(EXERCISE TASK) Copy the lines below verbatim, but only from the line containing "Extract all readable text from this page." through the end of the data.

--- Begin EXERCISE MATERIAL ---

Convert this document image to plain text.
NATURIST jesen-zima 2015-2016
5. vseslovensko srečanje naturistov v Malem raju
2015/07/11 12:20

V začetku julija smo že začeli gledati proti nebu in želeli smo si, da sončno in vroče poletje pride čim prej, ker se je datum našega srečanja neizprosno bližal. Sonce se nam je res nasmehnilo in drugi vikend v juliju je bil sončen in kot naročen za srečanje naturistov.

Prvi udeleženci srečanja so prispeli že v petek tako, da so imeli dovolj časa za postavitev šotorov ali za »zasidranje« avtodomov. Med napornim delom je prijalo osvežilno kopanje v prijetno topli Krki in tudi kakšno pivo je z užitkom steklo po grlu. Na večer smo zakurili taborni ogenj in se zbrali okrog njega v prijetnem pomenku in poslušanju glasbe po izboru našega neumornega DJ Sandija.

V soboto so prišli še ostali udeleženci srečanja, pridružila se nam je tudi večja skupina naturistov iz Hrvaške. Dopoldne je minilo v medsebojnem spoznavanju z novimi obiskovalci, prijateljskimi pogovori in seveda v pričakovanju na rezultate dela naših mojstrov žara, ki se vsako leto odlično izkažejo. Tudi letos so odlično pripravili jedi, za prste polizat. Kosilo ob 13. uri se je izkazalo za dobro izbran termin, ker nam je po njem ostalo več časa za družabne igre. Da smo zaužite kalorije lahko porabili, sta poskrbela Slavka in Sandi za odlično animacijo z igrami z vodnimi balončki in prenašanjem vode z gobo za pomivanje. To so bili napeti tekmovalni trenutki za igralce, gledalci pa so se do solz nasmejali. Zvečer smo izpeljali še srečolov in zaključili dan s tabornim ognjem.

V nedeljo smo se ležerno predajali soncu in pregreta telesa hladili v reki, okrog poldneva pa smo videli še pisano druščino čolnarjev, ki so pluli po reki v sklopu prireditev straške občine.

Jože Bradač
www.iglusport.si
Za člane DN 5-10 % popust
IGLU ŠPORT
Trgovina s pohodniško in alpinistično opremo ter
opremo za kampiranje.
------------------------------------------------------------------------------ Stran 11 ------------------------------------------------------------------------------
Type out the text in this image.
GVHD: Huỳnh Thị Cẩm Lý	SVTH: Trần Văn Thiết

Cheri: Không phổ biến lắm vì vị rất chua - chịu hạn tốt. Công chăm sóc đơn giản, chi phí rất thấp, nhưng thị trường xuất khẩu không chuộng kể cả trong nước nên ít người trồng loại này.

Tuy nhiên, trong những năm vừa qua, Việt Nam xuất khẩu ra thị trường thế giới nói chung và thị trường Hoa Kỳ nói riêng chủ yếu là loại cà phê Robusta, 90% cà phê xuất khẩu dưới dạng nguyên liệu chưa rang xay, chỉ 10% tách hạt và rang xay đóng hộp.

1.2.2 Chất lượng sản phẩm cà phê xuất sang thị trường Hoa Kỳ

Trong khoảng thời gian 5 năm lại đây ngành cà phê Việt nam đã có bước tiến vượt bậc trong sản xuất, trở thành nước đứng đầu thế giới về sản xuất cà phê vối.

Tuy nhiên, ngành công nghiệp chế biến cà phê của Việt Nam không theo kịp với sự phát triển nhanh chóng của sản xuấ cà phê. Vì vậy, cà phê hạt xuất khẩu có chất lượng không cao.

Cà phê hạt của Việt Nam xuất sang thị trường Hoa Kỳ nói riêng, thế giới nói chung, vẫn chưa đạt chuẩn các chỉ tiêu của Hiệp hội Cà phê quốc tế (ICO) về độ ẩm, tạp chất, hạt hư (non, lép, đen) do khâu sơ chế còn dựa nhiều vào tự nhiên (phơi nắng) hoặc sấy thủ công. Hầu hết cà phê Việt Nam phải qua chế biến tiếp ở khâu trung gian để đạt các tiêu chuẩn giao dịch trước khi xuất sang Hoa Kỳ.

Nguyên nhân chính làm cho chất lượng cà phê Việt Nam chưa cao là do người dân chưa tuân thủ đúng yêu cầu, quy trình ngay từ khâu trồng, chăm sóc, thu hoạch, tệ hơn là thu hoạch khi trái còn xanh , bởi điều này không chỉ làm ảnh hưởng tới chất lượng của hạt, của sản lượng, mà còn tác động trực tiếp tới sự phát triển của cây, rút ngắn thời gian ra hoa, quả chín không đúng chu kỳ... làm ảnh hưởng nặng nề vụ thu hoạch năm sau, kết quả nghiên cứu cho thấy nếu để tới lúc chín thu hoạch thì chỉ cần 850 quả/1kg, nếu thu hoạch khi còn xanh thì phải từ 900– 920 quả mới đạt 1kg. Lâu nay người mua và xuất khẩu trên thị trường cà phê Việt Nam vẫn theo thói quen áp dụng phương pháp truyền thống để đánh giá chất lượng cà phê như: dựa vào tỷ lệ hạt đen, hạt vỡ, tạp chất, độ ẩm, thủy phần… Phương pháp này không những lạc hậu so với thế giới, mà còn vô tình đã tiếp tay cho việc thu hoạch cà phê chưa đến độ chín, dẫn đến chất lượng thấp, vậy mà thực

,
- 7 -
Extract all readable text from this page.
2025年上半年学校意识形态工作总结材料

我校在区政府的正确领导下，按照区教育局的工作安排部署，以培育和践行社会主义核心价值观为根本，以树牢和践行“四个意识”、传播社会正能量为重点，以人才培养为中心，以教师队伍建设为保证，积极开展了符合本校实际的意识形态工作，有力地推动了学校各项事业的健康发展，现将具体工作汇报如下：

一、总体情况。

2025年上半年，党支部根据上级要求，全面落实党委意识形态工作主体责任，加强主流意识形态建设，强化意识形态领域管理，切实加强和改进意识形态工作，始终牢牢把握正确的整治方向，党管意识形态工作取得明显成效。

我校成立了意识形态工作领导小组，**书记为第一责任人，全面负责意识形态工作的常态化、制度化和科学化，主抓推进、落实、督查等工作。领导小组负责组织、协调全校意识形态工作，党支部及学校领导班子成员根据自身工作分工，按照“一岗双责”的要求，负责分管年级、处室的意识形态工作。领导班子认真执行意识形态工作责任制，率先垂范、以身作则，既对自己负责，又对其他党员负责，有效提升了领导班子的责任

--- End EXERCISE MATERIAL ---

(TASK RESPONSE)
Extract all readable text from this page.
2025年上半年学校意识形态工作总结材料

我校在区政府的正确领导下，按照区教育局的工作安排部署，以培育和践行社会主义核心价值观为根本，以树牢和践行“四个意识”、传播社会正能量为重点，以人才培养为中心，以教师队伍建设为保证，积极开展了符合本校实际的意识形态工作，有力地推动了学校各项事业的健康发展，现将具体工作汇报如下：

一、总体情况。

2025年上半年，党支部根据上级要求，全面落实党委意识形态工作主体责任，加强主流意识形态建设，强化意识形态领域管理，切实加强和改进意识形态工作，始终牢牢把握正确的整治方向，党管意识形态工作取得明显成效。

我校成立了意识形态工作领导小组，**书记为第一责任人，全面负责意识形态工作的常态化、制度化和科学化，主抓推进、落实、督查等工作。领导小组负责组织、协调全校意识形态工作，党支部及学校领导班子成员根据自身工作分工，按照“一岗双责”的要求，负责分管年级、处室的意识形态工作。领导班子认真执行意识形态工作责任制，率先垂范、以身作则，既对自己负责，又对其他党员负责，有效提升了领导班子的责任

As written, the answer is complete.